Text excerpt:
┌──

# PROJECT: Audio Books' Purchase Prediction.

## Problem
 
The goal is to create a machine learning algorithm that can predict if a customer will buy again from the Audiobook company.
Data is collected from an Audiobook app. Each customer in the database has made a purchase of audio versions of the books atleast once.

The main idea is to focus our efforts ONLY on customers that are likely to buy from the company again, in this case we can make great savings. If a customer has a low probability of coming back, it would be wasteful to spend resources advertising to them.

There are several variables: 'Customer ID', 'Book length avg' (average of all purchases in minutes), 'Book length sum' (sum of all purchases in minutes), 'Avg Price'(average of all purchases), 'Sum Price paid' (sum of all purchases), 'Review' (a Boolean variable), 'Review(out of 10)', 'Completion' (from 0 to 1) , 'Total minutes listened', 'Support Requests' (number), 'Last visited' (minus purchase date in days), 'Purchase' (targets).

The targets are a Boolean variable (so 0, or 1). We are taking a period of 2 years in our inputs, and the next 6 months as targets. So, in fact, we are predicting if: based on the last 2 years of activity and engagement, a customer will convert in the next 6 months. 6 months sounds like a reasonable time. If they don't convert after 6 months, chances are they've gone to a competitor or didn't like the Audiobook way of digesting information. 

The task is simple: create a machine learning algorithm, which is able to predict if a customer will buy again. 

This is a classification problem with two classes: won't buy and will buy, represented by 0s and 1s. 

## Create the machine learning algorithm

In [13]:
#import relevant libraries
import numpy as np
import pandas as pd
from pandas import DataFrame, Series
import tensorflow as tf
import joblib

### Load Data

In [14]:
#load npz data 
train_data = np.load('AudioTrainData.npz')
# we extract the inputs using the keyword under which we saved them
# to ensure that they are all floats, let's also take care of that
train_inputs = train_data['inputs'].astype(np.float)
train_targets = train_data['targets'].astype(np.int)
# Load validation data and extract inputs and targets
validation_data = np.load('AudioValidationData.npz')
validation_inputs = validation_data['inputs'].astype(np.float)

└──

(Records of where elements appear)
┌──

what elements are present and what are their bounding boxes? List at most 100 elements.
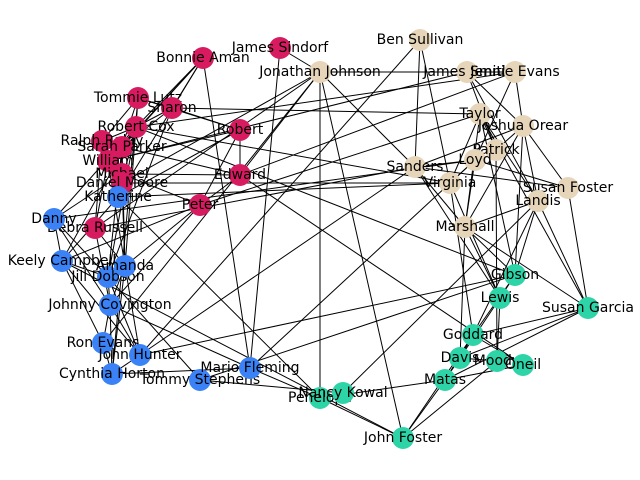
node-circle[interactable] bbox=[125, 116, 147, 138]
node-circle[interactable] bbox=[504, 264, 526, 286]
node-circle[interactable] bbox=[101, 363, 123, 385]
node-circle[interactable] bbox=[229, 164, 251, 186]
graph-node[interactable]: Goddard bbox=[443, 324, 503, 346]
graph-node[interactable]: Keely Campbell bbox=[8, 250, 117, 272]
graph-node[interactable]: Sanders bbox=[387, 156, 444, 178]
graph-edge bbox=[121, 173, 201, 206]
graph-node[interactable]: Loyd bbox=[458, 149, 492, 171]
node-circle[interactable] bbox=[92, 332, 114, 354]
graph-node[interactable]: Tommie Lutz bbox=[93, 87, 182, 109]
node-circle[interactable] bbox=[439, 172, 461, 194]
graph-node[interactable]: James Sindorf bbox=[231, 37, 330, 59]
graph-node[interactable]: Debra Russell bbox=[47, 217, 143, 239]
graph-node[interactable]: Johnny Covington bbox=[47, 294, 172, 316]
graph-node[interactable]: Davis bbox=[441, 347, 480, 369]
node-circle[interactable] bbox=[97, 266, 119, 288]
node-circle[interactable] bbox=[577, 297, 599, 319]
graph-node[interactable]: Sharon bbox=[147, 97, 197, 119]
graph-node[interactable]: Edward bbox=[214, 164, 266, 186]
graph-node[interactable]: Jennie Evans bbox=[469, 61, 560, 83]
node-circle[interactable] bbox=[114, 255, 136, 277]
graph-edge bbox=[474, 71, 516, 161]
node-circle[interactable] bbox=[454, 216, 476, 238]
graph-node[interactable]: Nancy Kowal bbox=[298, 382, 388, 404]
graph-node[interactable]: Tommy Stephens bbox=[139, 369, 260, 391]
graph-node[interactable]: Oneil bbox=[505, 354, 541, 376]
node-circle[interactable] bbox=[309, 61, 331, 83]
node-circle[interactable] bbox=[557, 177, 579, 199]
graph-node[interactable]: Amanda bbox=[96, 255, 154, 277]
graph-node[interactable]: Jonathan Johnson bbox=[258, 61, 381, 83]
node-circle[interactable] bbox=[51, 250, 73, 272]
graph-node[interactable]: Robert bbox=[217, 119, 264, 141]
node-circle[interactable] bbox=[99, 294, 121, 316]
node-circle[interactable] bbox=[91, 130, 113, 152]
node-circle[interactable] bbox=[449, 347, 471, 369]
node-circle[interactable] bbox=[192, 47, 214, 69]
graph-node[interactable]: Joshua Orear bbox=[477, 115, 568, 137]
graph-node[interactable]: Gibson bbox=[491, 264, 539, 286]
node-circle[interactable] bbox=[527, 190, 549, 212]
node-circle[interactable] bbox=[189, 369, 211, 391]
node-circle[interactable] bbox=[189, 194, 211, 216]
graph-node[interactable]: Robert Cox bbox=[97, 116, 175, 138]
graph-node[interactable]: Danny bbox=[31, 208, 77, 230]
graph-node[interactable]: Katherine bbox=[84, 186, 152, 208]
graph-node[interactable]: Bonnie Aman bbox=[156, 47, 250, 69]
graph-node[interactable]: Landis bbox=[515, 190, 561, 212]
node-circle[interactable] bbox=[434, 369, 456, 391]
node-circle[interactable] bbox=[486, 350, 508, 372]
node-circle[interactable] bbox=[269, 37, 291, 59]
node-circle[interactable] bbox=[161, 97, 183, 119]
node-circle[interactable] bbox=[489, 287, 511, 309]
node-circle[interactable] bbox=[462, 324, 484, 346]
node-circle[interactable] bbox=[111, 136, 133, 158]
node-circle[interactable] bbox=[43, 208, 65, 230]
node-circle[interactable] bbox=[84, 217, 106, 239]
node-circle[interactable] bbox=[332, 382, 354, 404]
graph-node[interactable]: Lewis bbox=[481, 287, 520, 309]
graph-node[interactable]: Virginia bbox=[424, 172, 477, 194]
node-circle[interactable] bbox=[512, 354, 534, 376]
node-circle[interactable] bbox=[107, 186, 129, 208]
node-label: Patrick bbox=[472, 142, 520, 158]
graph-edge bbox=[94, 160, 109, 229]
node-circle[interactable] bbox=[469, 103, 491, 125]
node-circle[interactable] bbox=[239, 357, 261, 379]
node-circle[interactable] bbox=[97, 150, 119, 172]
graph-node[interactable]: Matas bbox=[424, 369, 466, 391]
node-circle[interactable] bbox=[229, 119, 251, 141]
graph-node[interactable]: Moody bbox=[474, 350, 520, 372]
graph-node[interactable]: Ben Sullivan bbox=[377, 29, 464, 51]
node-circle[interactable] bbox=[129, 344, 151, 366]
graph-node[interactable]: Taylor bbox=[458, 103, 501, 125]
node-label: Bonnie Aman bbox=[156, 50, 250, 66]
graph-node[interactable]: Peter bbox=[182, 194, 219, 216]
node-circle[interactable] bbox=[485, 139, 507, 161]
graph-node[interactable]: John Hunter bbox=[97, 344, 182, 366]
graph-node[interactable]: Susan Garcia bbox=[542, 297, 634, 319]
node-circle[interactable] bbox=[309, 387, 331, 409]
node-circle[interactable] bbox=[409, 29, 431, 51]
graph-node[interactable]: James Smith bbox=[422, 61, 511, 83]
graph-node[interactable]: Susan Foster bbox=[523, 177, 613, 199]
graph-node[interactable]: Marshall bbox=[436, 216, 495, 238]
graph-node[interactable]: Daniel Moore bbox=[76, 172, 168, 194]
graph-node[interactable]: Cynthia Horton bbox=[59, 363, 165, 385]
node-label: Katherine bbox=[84, 189, 152, 205]
graph-edge bbox=[466, 71, 539, 202]
node-label: Matas bbox=[424, 372, 466, 388]
node-circle[interactable] bbox=[512, 115, 534, 137]
graph-node[interactable]: Ron Evans bbox=[67, 332, 140, 354]
graph-node[interactable]: Sarah Parker bbox=[77, 136, 167, 158]
graph-node[interactable]: John Foster bbox=[363, 427, 442, 449]
node-circle[interactable] bbox=[127, 87, 149, 109]
graph-node[interactable]: Patrick bbox=[472, 139, 521, 161]
node-circle[interactable] bbox=[464, 149, 486, 171]
node-circle[interactable] bbox=[504, 61, 526, 83]
graph-node[interactable]: Mario Fleming bbox=[200, 357, 300, 379]
node-circle[interactable] bbox=[456, 61, 478, 83]
node-circle[interactable] bbox=[404, 156, 426, 178]
node-circle[interactable] bbox=[392, 427, 414, 449]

└──

Direction: Rewrite everything in the audiobook purchase prediction text from "Data is collected" down to "advertising to them.", swapping "Audiobook app" for "listening app".

Exercise answer:
Data is collected from an listening app. Each customer in the database has made a purchase of audio versions of the books atleast once.

The main idea is to focus our efforts ONLY on customers that are likely to buy from the company again, in this case we can make great savings. If a customer has a low probability of coming back, it would be wasteful to spend resources advertising to them.